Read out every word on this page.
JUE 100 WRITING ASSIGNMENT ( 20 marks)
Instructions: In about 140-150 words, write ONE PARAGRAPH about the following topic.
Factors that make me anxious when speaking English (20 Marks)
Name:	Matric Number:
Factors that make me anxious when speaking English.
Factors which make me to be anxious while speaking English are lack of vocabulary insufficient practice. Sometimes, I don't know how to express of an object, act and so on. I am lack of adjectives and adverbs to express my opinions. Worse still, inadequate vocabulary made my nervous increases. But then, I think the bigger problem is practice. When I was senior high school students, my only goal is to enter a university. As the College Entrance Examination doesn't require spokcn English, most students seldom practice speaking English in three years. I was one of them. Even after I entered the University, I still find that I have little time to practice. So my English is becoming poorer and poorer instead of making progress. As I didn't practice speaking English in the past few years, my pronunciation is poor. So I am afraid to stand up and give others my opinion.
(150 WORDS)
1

-=-=-=-=-

§ GOAL
Copy out every line of the data that includes the word "Factors".

§ CORRECT RESULT
Factors that make me anxious when speaking English (20 Marks)
Factors that make me anxious when speaking English.
Factors which make me to be anxious while speaking English are lack of vocabulary insufficient practice. Sometimes, I don't know how to express of an object, act and so on. I am lack of adjectives and adverbs to express my opinions. Worse still, inadequate vocabulary made my nervous increases. But then, I think the bigger problem is practice. When I was senior high school students, my only goal is to enter a university. As the College Entrance Examination doesn't require spokcn English, most students seldom practice speaking English in three years. I was one of them. Even after I entered the University, I still find that I have little time to practice. So my English is becoming poorer and poorer instead of making progress. As I didn't practice speaking English in the past few years, my pronunciation is poor. So I am afraid to stand up and give others my opinion.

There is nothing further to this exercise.